Short exercise
Quote the data below in full, please, without altering anything.

───── Dataset extract ─────

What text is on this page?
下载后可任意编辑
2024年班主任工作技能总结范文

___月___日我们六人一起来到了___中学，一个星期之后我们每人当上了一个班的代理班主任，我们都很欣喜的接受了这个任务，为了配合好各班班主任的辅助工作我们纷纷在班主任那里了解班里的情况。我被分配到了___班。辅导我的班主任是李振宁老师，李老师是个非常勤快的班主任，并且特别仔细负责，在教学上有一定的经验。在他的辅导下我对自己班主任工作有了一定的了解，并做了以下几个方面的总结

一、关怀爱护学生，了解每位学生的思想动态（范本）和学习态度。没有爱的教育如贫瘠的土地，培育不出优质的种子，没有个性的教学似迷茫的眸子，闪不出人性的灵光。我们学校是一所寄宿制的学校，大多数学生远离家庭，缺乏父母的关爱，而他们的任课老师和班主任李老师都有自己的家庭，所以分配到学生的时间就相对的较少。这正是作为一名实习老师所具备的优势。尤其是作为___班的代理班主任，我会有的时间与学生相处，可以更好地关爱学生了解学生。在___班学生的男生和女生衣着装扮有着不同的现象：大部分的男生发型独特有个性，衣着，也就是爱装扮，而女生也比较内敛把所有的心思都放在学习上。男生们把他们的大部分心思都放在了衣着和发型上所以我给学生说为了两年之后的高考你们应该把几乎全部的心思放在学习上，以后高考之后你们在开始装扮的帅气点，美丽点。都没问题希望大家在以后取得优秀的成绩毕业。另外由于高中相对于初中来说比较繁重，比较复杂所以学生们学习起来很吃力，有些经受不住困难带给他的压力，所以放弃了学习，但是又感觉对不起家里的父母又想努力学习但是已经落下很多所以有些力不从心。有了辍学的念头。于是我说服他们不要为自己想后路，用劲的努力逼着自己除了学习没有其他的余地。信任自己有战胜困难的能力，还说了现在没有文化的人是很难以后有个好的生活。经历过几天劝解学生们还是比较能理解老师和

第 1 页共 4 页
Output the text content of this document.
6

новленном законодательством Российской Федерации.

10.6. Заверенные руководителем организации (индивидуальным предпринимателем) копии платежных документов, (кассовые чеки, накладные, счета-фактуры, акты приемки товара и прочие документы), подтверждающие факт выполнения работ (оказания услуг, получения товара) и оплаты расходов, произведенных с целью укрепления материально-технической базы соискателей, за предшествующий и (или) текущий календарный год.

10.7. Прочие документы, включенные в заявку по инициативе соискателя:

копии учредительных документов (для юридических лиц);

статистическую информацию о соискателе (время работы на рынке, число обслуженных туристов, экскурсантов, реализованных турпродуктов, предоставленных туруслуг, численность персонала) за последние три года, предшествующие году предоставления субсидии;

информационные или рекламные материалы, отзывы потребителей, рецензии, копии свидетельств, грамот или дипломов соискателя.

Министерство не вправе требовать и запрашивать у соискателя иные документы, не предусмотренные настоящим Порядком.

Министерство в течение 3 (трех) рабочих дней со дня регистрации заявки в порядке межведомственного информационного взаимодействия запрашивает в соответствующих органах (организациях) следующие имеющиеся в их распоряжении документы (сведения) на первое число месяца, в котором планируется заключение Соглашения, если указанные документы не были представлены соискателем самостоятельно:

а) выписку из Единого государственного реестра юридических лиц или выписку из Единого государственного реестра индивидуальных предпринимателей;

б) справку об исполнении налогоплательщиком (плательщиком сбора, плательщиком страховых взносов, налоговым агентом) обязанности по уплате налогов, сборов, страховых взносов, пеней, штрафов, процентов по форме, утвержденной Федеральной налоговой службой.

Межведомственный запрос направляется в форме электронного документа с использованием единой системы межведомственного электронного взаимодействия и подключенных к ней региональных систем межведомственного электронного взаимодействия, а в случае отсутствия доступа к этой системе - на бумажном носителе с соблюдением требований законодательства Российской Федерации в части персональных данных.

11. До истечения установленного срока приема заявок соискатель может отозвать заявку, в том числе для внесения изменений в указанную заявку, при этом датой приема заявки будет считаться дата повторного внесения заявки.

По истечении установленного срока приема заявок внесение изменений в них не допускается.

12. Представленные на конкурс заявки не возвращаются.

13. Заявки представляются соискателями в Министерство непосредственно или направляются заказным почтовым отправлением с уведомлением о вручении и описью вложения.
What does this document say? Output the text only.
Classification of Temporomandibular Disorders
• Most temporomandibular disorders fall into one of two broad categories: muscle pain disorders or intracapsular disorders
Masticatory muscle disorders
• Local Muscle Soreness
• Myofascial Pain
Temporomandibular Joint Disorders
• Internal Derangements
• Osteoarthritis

─────

Exercise answer
What text is on this page?
下载后可任意编辑
2024年班主任工作技能总结范文

___月___日我们六人一起来到了___中学，一个星期之后我们每人当上了一个班的代理班主任，我们都很欣喜的接受了这个任务，为了配合好各班班主任的辅助工作我们纷纷在班主任那里了解班里的情况。我被分配到了___班。辅导我的班主任是李振宁老师，李老师是个非常勤快的班主任，并且特别仔细负责，在教学上有一定的经验。在他的辅导下我对自己班主任工作有了一定的了解，并做了以下几个方面的总结

一、关怀爱护学生，了解每位学生的思想动态（范本）和学习态度。没有爱的教育如贫瘠的土地，培育不出优质的种子，没有个性的教学似迷茫的眸子，闪不出人性的灵光。我们学校是一所寄宿制的学校，大多数学生远离家庭，缺乏父母的关爱，而他们的任课老师和班主任李老师都有自己的家庭，所以分配到学生的时间就相对的较少。这正是作为一名实习老师所具备的优势。尤其是作为___班的代理班主任，我会有的时间与学生相处，可以更好地关爱学生了解学生。在___班学生的男生和女生衣着装扮有着不同的现象：大部分的男生发型独特有个性，衣着，也就是爱装扮，而女生也比较内敛把所有的心思都放在学习上。男生们把他们的大部分心思都放在了衣着和发型上所以我给学生说为了两年之后的高考你们应该把几乎全部的心思放在学习上，以后高考之后你们在开始装扮的帅气点，美丽点。都没问题希望大家在以后取得优秀的成绩毕业。另外由于高中相对于初中来说比较繁重，比较复杂所以学生们学习起来很吃力，有些经受不住困难带给他的压力，所以放弃了学习，但是又感觉对不起家里的父母又想努力学习但是已经落下很多所以有些力不从心。有了辍学的念头。于是我说服他们不要为自己想后路，用劲的努力逼着自己除了学习没有其他的余地。信任自己有战胜困难的能力，还说了现在没有文化的人是很难以后有个好的生活。经历过几天劝解学生们还是比较能理解老师和

第 1 页共 4 页
Output the text content of this document.
6

новленном законодательством Российской Федерации.

10.6. Заверенные руководителем организации (индивидуальным предпринимателем) копии платежных документов, (кассовые чеки, накладные, счета-фактуры, акты приемки товара и прочие документы), подтверждающие факт выполнения работ (оказания услуг, получения товара) и оплаты расходов, произведенных с целью укрепления материально-технической базы соискателей, за предшествующий и (или) текущий календарный год.

10.7. Прочие документы, включенные в заявку по инициативе соискателя:

копии учредительных документов (для юридических лиц);

статистическую информацию о соискателе (время работы на рынке, число обслуженных туристов, экскурсантов, реализованных турпродуктов, предоставленных туруслуг, численность персонала) за последние три года, предшествующие году предоставления субсидии;

информационные или рекламные материалы, отзывы потребителей, рецензии, копии свидетельств, грамот или дипломов соискателя.

Министерство не вправе требовать и запрашивать у соискателя иные документы, не предусмотренные настоящим Порядком.

Министерство в течение 3 (трех) рабочих дней со дня регистрации заявки в порядке межведомственного информационного взаимодействия запрашивает в соответствующих органах (организациях) следующие имеющиеся в их распоряжении документы (сведения) на первое число месяца, в котором планируется заключение Соглашения, если указанные документы не были представлены соискателем самостоятельно:

а) выписку из Единого государственного реестра юридических лиц или выписку из Единого государственного реестра индивидуальных предпринимателей;

б) справку об исполнении налогоплательщиком (плательщиком сбора, плательщиком страховых взносов, налоговым агентом) обязанности по уплате налогов, сборов, страховых взносов, пеней, штрафов, процентов по форме, утвержденной Федеральной налоговой службой.

Межведомственный запрос направляется в форме электронного документа с использованием единой системы межведомственного электронного взаимодействия и подключенных к ней региональных систем межведомственного электронного взаимодействия, а в случае отсутствия доступа к этой системе - на бумажном носителе с соблюдением требований законодательства Российской Федерации в части персональных данных.

11. До истечения установленного срока приема заявок соискатель может отозвать заявку, в том числе для внесения изменений в указанную заявку, при этом датой приема заявки будет считаться дата повторного внесения заявки.

По истечении установленного срока приема заявок внесение изменений в них не допускается.

12. Представленные на конкурс заявки не возвращаются.

13. Заявки представляются соискателями в Министерство непосредственно или направляются заказным почтовым отправлением с уведомлением о вручении и описью вложения.
What does this document say? Output the text only.
Classification of Temporomandibular Disorders
• Most temporomandibular disorders fall into one of two broad categories: muscle pain disorders or intracapsular disorders
Masticatory muscle disorders
• Local Muscle Soreness
• Myofascial Pain
Temporomandibular Joint Disorders
• Internal Derangements
• Osteoarthritis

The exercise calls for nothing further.